**Work instructions**
Scan the entries below for the word "ВАСИЛИЙ". Copy each line that has it.

**Given entries**

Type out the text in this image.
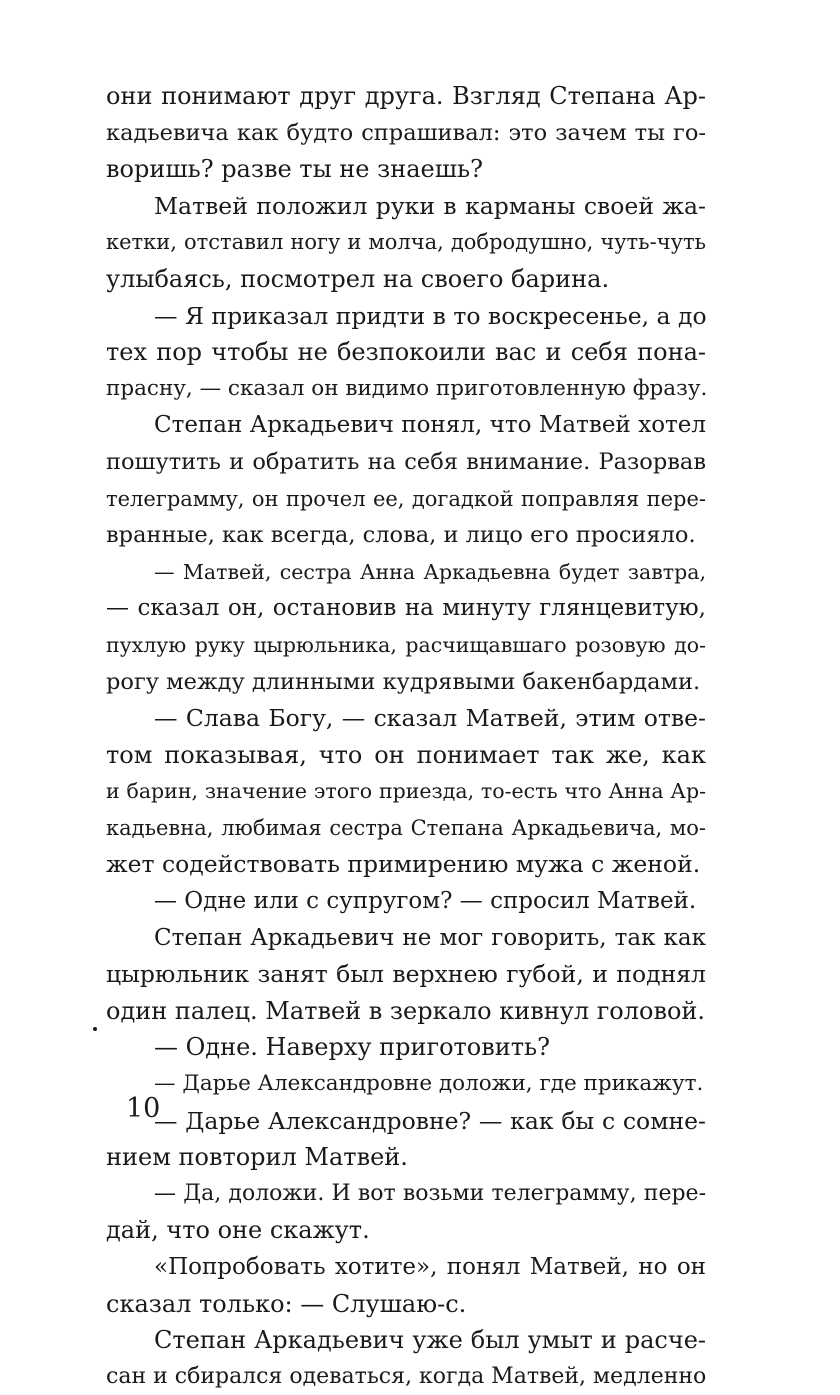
они понимают друг друга. Взгляд Степана Ар-
кадьевича как будто спрашивал: это зачем ты го-
воришь? разве ты не знаешь?
Матвей положил руки в карманы своей жа-
кетки, отставил ногу и молча, добродушно, чуть-чуть
улыбаясь, посмотрел на своего барина.
— Я приказал придти в то воскресенье, а до
тех пор чтобы не безпокоили вас и себя пона-
прасну, — сказал он видимо приготовленную фразу.
Степан Аркадьевич понял, что Матвей хотел
пошутить и обратить на себя внимание. Разорвав
телеграмму, он прочел ее, догадкой поправляя пере-
вранные, как всегда, слова, и лицо его просияло.
— Матвей, сестра Анна Аркадьевна будет завтра,
— сказал он, остановив на минуту глянцевитую,
пухлую руку цырюльника, расчищавшаго розовую до-
рогу между длинными кудрявыми бакенбардами.
— Слава Богу, — сказал Матвей, этим отве-
том показывая, что он понимает так же, как
и барин, значение этого приезда, то-есть что Анна Ар-
кадьевна, любимая сестра Степана Аркадьевича, мо-
жет содействовать примирению мужа с женой.
— Одне или с супругом? — спросил Матвей.
Степан Аркадьевич не мог говорить, так как
цырюльник занят был верхнею губой, и поднял
один палец. Матвей в зеркало кивнул головой.
— Одне. Наверху приготовить?
— Дарье Александровне доложи, где прикажут.
— Дарье Александровне? — как бы с сомне-
нием повторил Матвей.
— Да, доложи. И вот возьми телеграмму, пере-
дай, что оне скажут.
«Попробовать хотите», понял Матвей, но он
сказал только: — Слушаю-с.
Степан Аркадьевич уже был умыт и расче-
сан и сбирался одеваться, когда Матвей, медленно
10
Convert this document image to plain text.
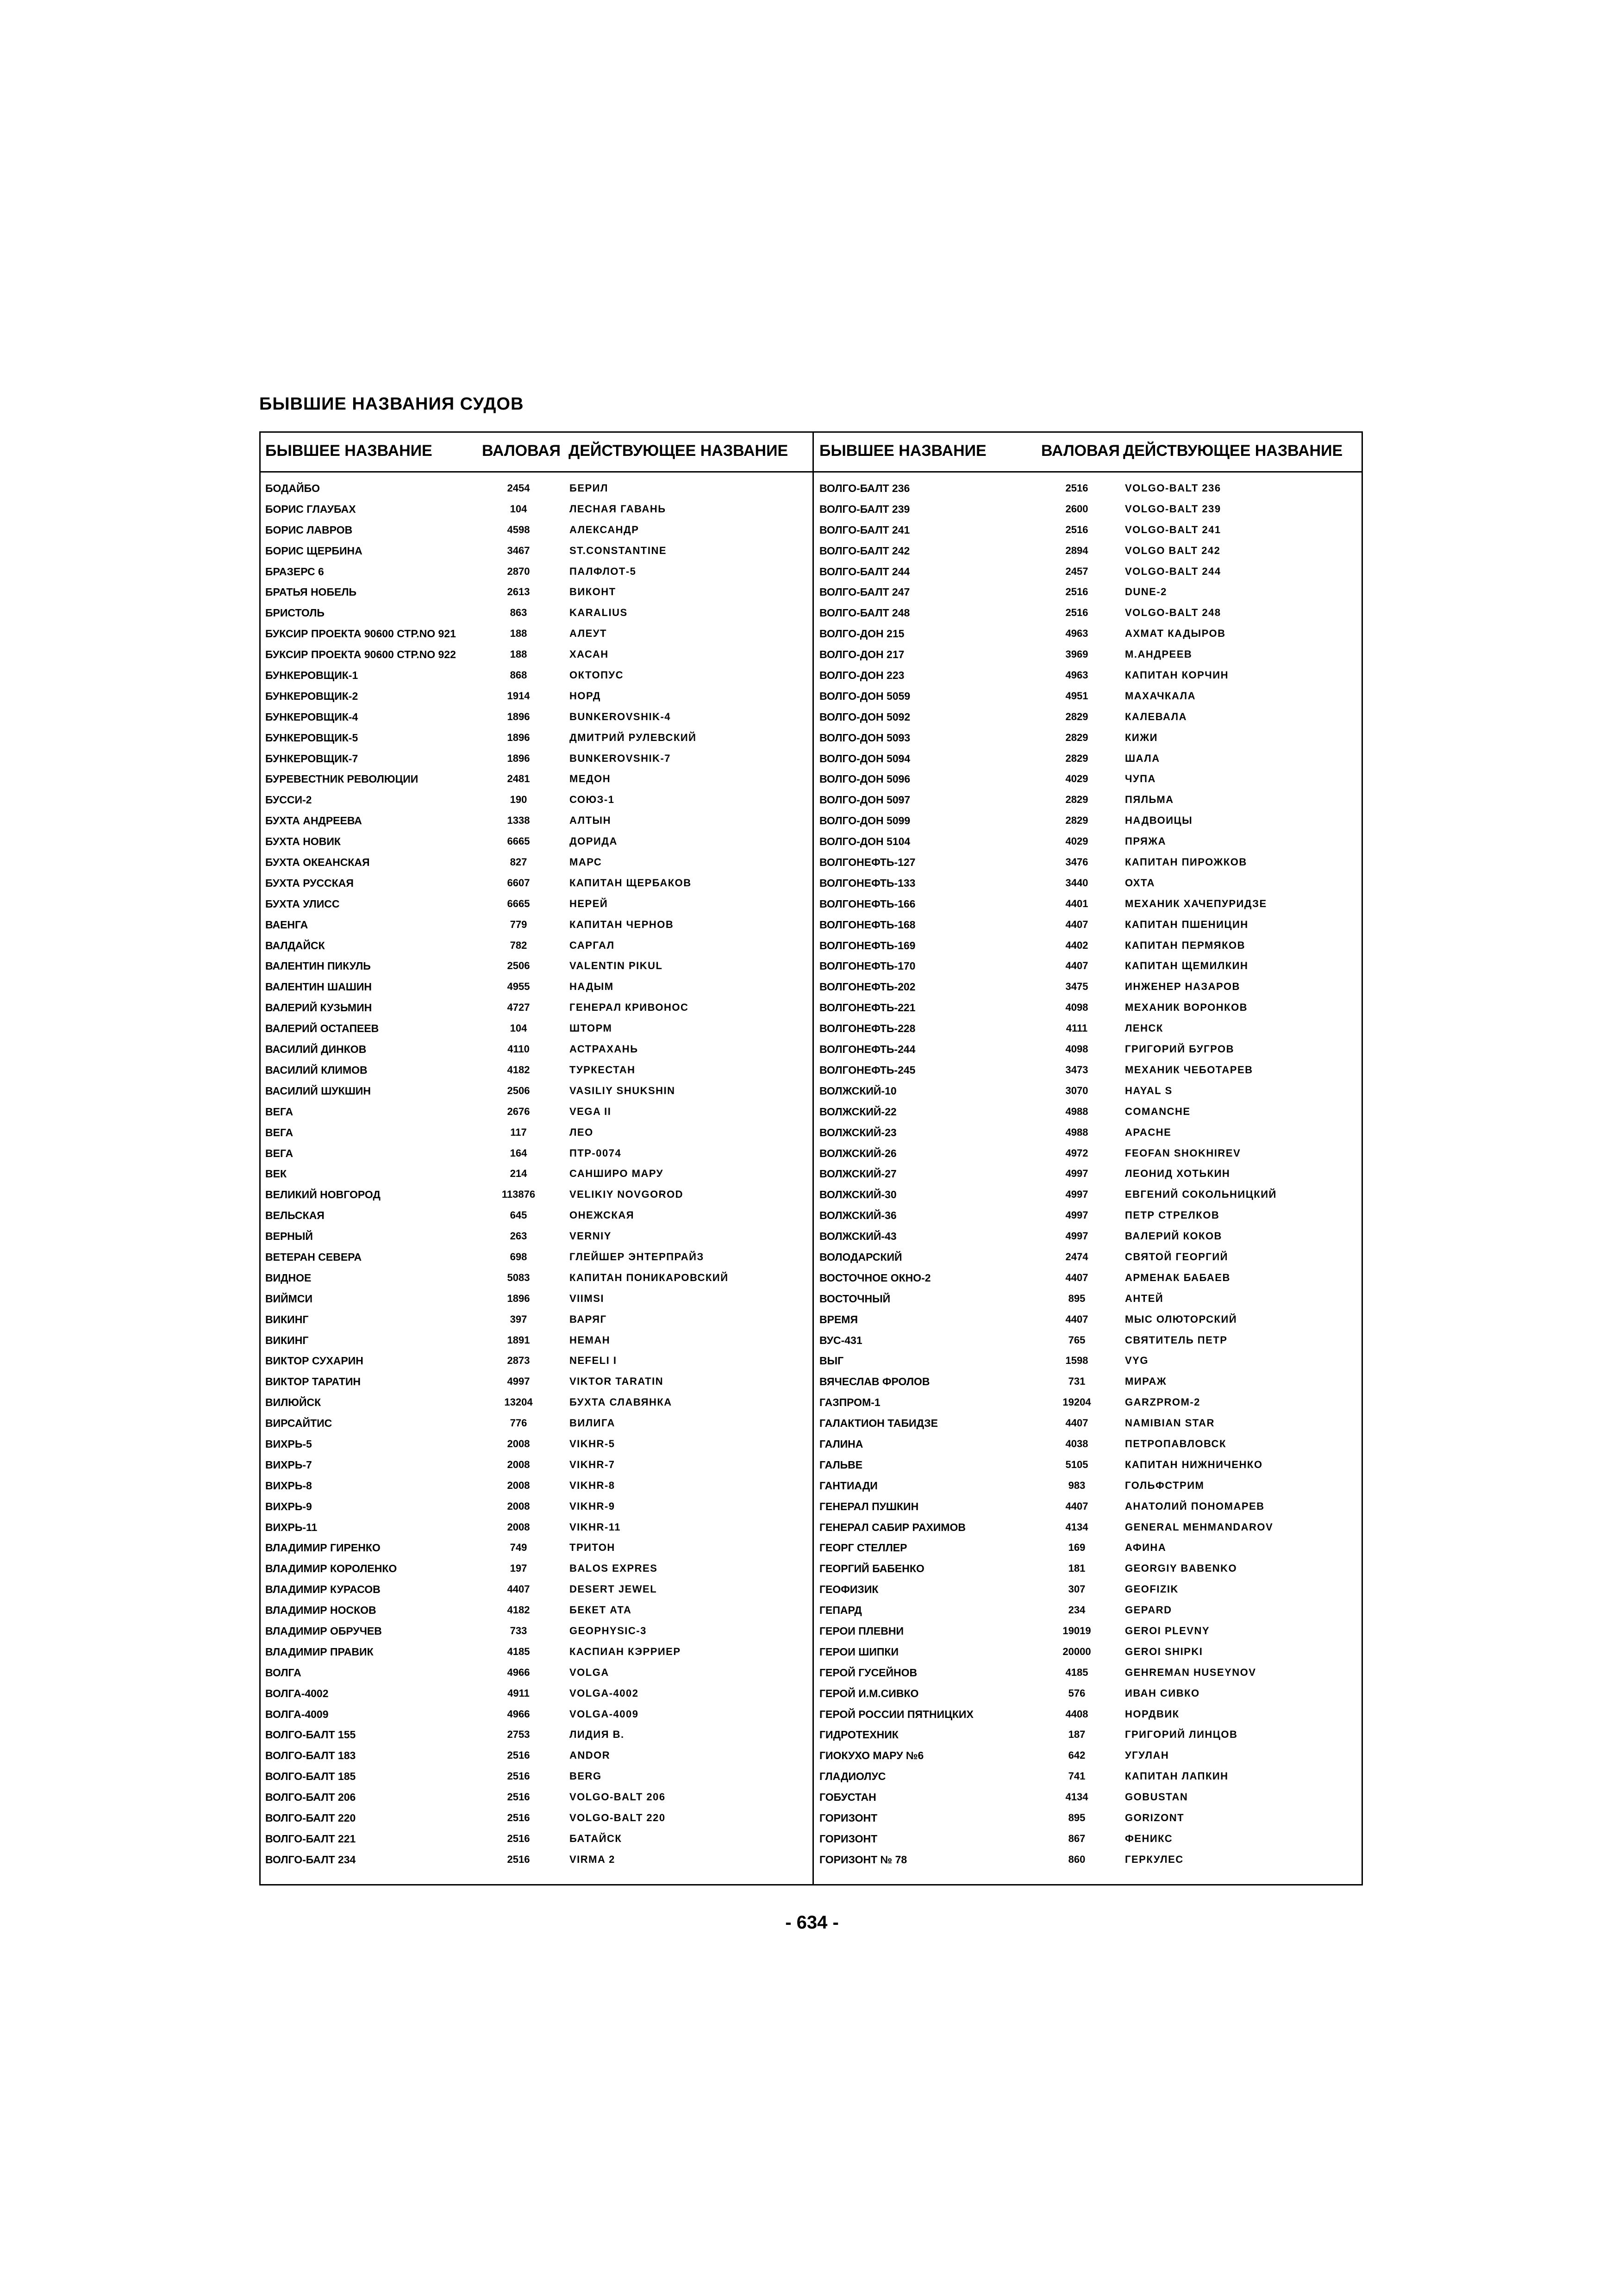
БЫВШИЕ НАЗВАНИЯ СУДОВ
БЫВШЕЕ НАЗВАНИЕ	ВАЛОВАЯ ДЕЙСТВУЮЩЕЕ НАЗВАНИЕ
БОДАЙБО	2454	БЕРИЛ
БОРИС ГЛАУБАХ	104	ЛЕСНАЯ ГАВАНЬ
БОРИС ЛАВРОВ	4598	АЛЕКСАНДР
БОРИС ЩЕРБИНА	3467	ST.CONSTANTINE
БРАЗЕРС 6	2870	ПАЛФЛОТ-5
БРАТЬЯ НОБЕЛЬ	2613	ВИКОНТ
БРИСТОЛЬ	863	KARALIUS
БУКСИР ПРОЕКТА 90600 СТР.NO 921	188	АЛЕУТ
БУКСИР ПРОЕКТА 90600 СТР.NO 922	188	ХАСАН
БУНКЕРОВЩИК-1	868	ОКТОПУС
БУНКЕРОВЩИК-2	1914	НОРД
БУНКЕРОВЩИК-4	1896	BUNKEROVSHIK-4
БУНКЕРОВЩИК-5	1896	ДМИТРИЙ РУЛЕВСКИЙ
БУНКЕРОВЩИК-7	1896	BUNKEROVSHIK-7
БУРЕВЕСТНИК РЕВОЛЮЦИИ	2481	МЕДОН
БУССИ-2	190	СОЮЗ-1
БУХТА АНДРЕЕВА	1338	АЛТЫН
БУХТА НОВИК	6665	ДОРИДА
БУХТА ОКЕАНСКАЯ	827	МАРС
БУХТА РУССКАЯ	6607	КАПИТАН ЩЕРБАКОВ
БУХТА УЛИСС	6665	НЕРЕЙ
ВАЕНГА	779	КАПИТАН ЧЕРНОВ
ВАЛДАЙСК	782	САРГАЛ
ВАЛЕНТИН ПИКУЛЬ	2506	VALENTIN PIKUL
ВАЛЕНТИН ШАШИН	4955	НАДЫМ
ВАЛЕРИЙ КУЗЬМИН	4727	ГЕНЕРАЛ КРИВОНОС
ВАЛЕРИЙ ОСТАПЕЕВ	104	ШТОРМ
ВАСИЛИЙ ДИНКОВ	4110	АСТРАХАНЬ
ВАСИЛИЙ КЛИМОВ	4182	ТУРКЕСТАН
ВАСИЛИЙ ШУКШИН	2506	VASILIY SHUKSHIN
ВЕГА	2676	VEGA II
ВЕГА	117	ЛЕО
ВЕГА	164	ПТР-0074
ВЕК	214	САНШИРО МАРУ
ВЕЛИКИЙ НОВГОРОД	113876	VELIKIY NOVGOROD
ВЕЛЬСКАЯ	645	ОНЕЖСКАЯ
ВЕРНЫЙ	263	VERNIY
ВЕТЕРАН СЕВЕРА	698	ГЛЕЙШЕР ЭНТЕРПРАЙЗ
ВИДНОЕ	5083	КАПИТАН ПОНИКАРОВСКИЙ
ВИЙМСИ	1896	VIIMSI
ВИКИНГ	397	ВАРЯГ
ВИКИНГ	1891	НЕМАН
ВИКТОР СУХАРИН	2873	NEFELI I
ВИКТОР ТАРАТИН	4997	VIKTOR TARATIN
ВИЛЮЙСК	13204	БУХТА СЛАВЯНКА
ВИРСАЙТИС	776	ВИЛИГА
ВИХРЬ-5	2008	VIKHR-5
ВИХРЬ-7	2008	VIKHR-7
ВИХРЬ-8	2008	VIKHR-8
ВИХРЬ-9	2008	VIKHR-9
ВИХРЬ-11	2008	VIKHR-11
ВЛАДИМИР ГИРЕНКО	749	ТРИТОН
ВЛАДИМИР КОРОЛЕНКО	197	BALOS EXPRES
ВЛАДИМИР КУРАСОВ	4407	DESERT JEWEL
ВЛАДИМИР НОСКОВ	4182	БЕКЕТ АТА
ВЛАДИМИР ОБРУЧЕВ	733	GEOPHYSIC-3
ВЛАДИМИР ПРАВИК	4185	КАСПИАН КЭРРИЕР
ВОЛГА	4966	VOLGA
ВОЛГА-4002	4911	VOLGA-4002
ВОЛГА-4009	4966	VOLGA-4009
ВОЛГО-БАЛТ 155	2753	ЛИДИЯ В.
ВОЛГО-БАЛТ 183	2516	ANDOR
ВОЛГО-БАЛТ 185	2516	BERG
ВОЛГО-БАЛТ 206	2516	VOLGO-BALT 206
ВОЛГО-БАЛТ 220	2516	VOLGO-BALT 220
ВОЛГО-БАЛТ 221	2516	БАТАЙСК
ВОЛГО-БАЛТ 234	2516	VIRMA 2
БЫВШЕЕ НАЗВАНИЕ	ВАЛОВАЯ ДЕЙСТВУЮЩЕЕ НАЗВАНИЕ
ВОЛГО-БАЛТ 236	2516	VOLGO-BALT 236
ВОЛГО-БАЛТ 239	2600	VOLGO-BALT 239
ВОЛГО-БАЛТ 241	2516	VOLGO-BALT 241
ВОЛГО-БАЛТ 242	2894	VOLGO BALT 242
ВОЛГО-БАЛТ 244	2457	VOLGO-BALT 244
ВОЛГО-БАЛТ 247	2516	DUNE-2
ВОЛГО-БАЛТ 248	2516	VOLGO-BALT 248
ВОЛГО-ДОН 215	4963	АХМАТ КАДЫРОВ
ВОЛГО-ДОН 217	3969	М.АНДРЕЕВ
ВОЛГО-ДОН 223	4963	КАПИТАН КОРЧИН
ВОЛГО-ДОН 5059	4951	МАХАЧКАЛА
ВОЛГО-ДОН 5092	2829	КАЛЕВАЛА
ВОЛГО-ДОН 5093	2829	КИЖИ
ВОЛГО-ДОН 5094	2829	ШАЛА
ВОЛГО-ДОН 5096	4029	ЧУПА
ВОЛГО-ДОН 5097	2829	ПЯЛЬМА
ВОЛГО-ДОН 5099	2829	НАДВОИЦЫ
ВОЛГО-ДОН 5104	4029	ПРЯЖА
ВОЛГОНЕФТЬ-127	3476	КАПИТАН ПИРОЖКОВ
ВОЛГОНЕФТЬ-133	3440	ОХТА
ВОЛГОНЕФТЬ-166	4401	МЕХАНИК ХАЧЕПУРИДЗЕ
ВОЛГОНЕФТЬ-168	4407	КАПИТАН ПШЕНИЦИН
ВОЛГОНЕФТЬ-169	4402	КАПИТАН ПЕРМЯКОВ
ВОЛГОНЕФТЬ-170	4407	КАПИТАН ЩЕМИЛКИН
ВОЛГОНЕФТЬ-202	3475	ИНЖЕНЕР НАЗАРОВ
ВОЛГОНЕФТЬ-221	4098	МЕХАНИК ВОРОНКОВ
ВОЛГОНЕФТЬ-228	4111	ЛЕНСК
ВОЛГОНЕФТЬ-244	4098	ГРИГОРИЙ БУГРОВ
ВОЛГОНЕФТЬ-245	3473	МЕХАНИК ЧЕБОТАРЕВ
ВОЛЖСКИЙ-10	3070	HAYAL S
ВОЛЖСКИЙ-22	4988	COMANCHE
ВОЛЖСКИЙ-23	4988	APACHE
ВОЛЖСКИЙ-26	4972	FEOFAN SHOKHIREV
ВОЛЖСКИЙ-27	4997	ЛЕОНИД ХОТЬКИН
ВОЛЖСКИЙ-30	4997	ЕВГЕНИЙ СОКОЛЬНИЦКИЙ
ВОЛЖСКИЙ-36	4997	ПЕТР СТРЕЛКОВ
ВОЛЖСКИЙ-43	4997	ВАЛЕРИЙ КОКОВ
ВОЛОДАРСКИЙ	2474	СВЯТОЙ ГЕОРГИЙ
ВОСТОЧНОЕ ОКНО-2	4407	АРМЕНАК БАБАЕВ
ВОСТОЧНЫЙ	895	АНТЕЙ
ВРЕМЯ	4407	МЫС ОЛЮТОРСКИЙ
ВУС-431	765	СВЯТИТЕЛЬ ПЕТР
ВЫГ	1598	VYG
ВЯЧЕСЛАВ ФРОЛОВ	731	МИРАЖ
ГАЗПРОМ-1	19204	GARZPROM-2
ГАЛАКТИОН ТАБИДЗЕ	4407	NAMIBIAN STAR
ГАЛИНА	4038	ПЕТРОПАВЛОВСК
ГАЛЬВЕ	5105	КАПИТАН НИЖНИЧЕНКО
ГАНТИАДИ	983	ГОЛЬФСТРИМ
ГЕНЕРАЛ ПУШКИН	4407	АНАТОЛИЙ ПОНОМАРЕВ
ГЕНЕРАЛ САБИР РАХИМОВ	4134	GENERAL MEHMANDAROV
ГЕОРГ СТЕЛЛЕР	169	АФИНА
ГЕОРГИЙ БАБЕНКО	181	GEORGIY BABENKO
ГЕОФИЗИК	307	GEOFIZIK
ГЕПАРД	234	GEPARD
ГЕРОИ ПЛЕВНИ	19019	GEROI PLEVNY
ГЕРОИ ШИПКИ	20000	GEROI SHIPKI
ГЕРОЙ ГУСЕЙНОВ	4185	GEHREMAN HUSEYNOV
ГЕРОЙ И.М.СИВКО	576	ИВАН СИВКО
ГЕРОЙ РОССИИ ПЯТНИЦКИХ	4408	НОРДВИК
ГИДРОТЕХНИК	187	ГРИГОРИЙ ЛИНЦОВ
ГИОКУХО МАРУ №6	642	УГУЛАН
ГЛАДИОЛУС	741	КАПИТАН ЛАПКИН
ГОБУСТАН	4134	GOBUSTAN
ГОРИЗОНТ	895	GORIZONT
ГОРИЗОНТ	867	ФЕНИКС
ГОРИЗОНТ № 78	860	ГЕРКУЛЕС
- 634 -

**Written response**
ВАСИЛИЙ ДИНКОВ	4110	АСТРАХАНЬ
ВАСИЛИЙ КЛИМОВ	4182	ТУРКЕСТАН
ВАСИЛИЙ ШУКШИН	2506	VASILIY SHUKSHIN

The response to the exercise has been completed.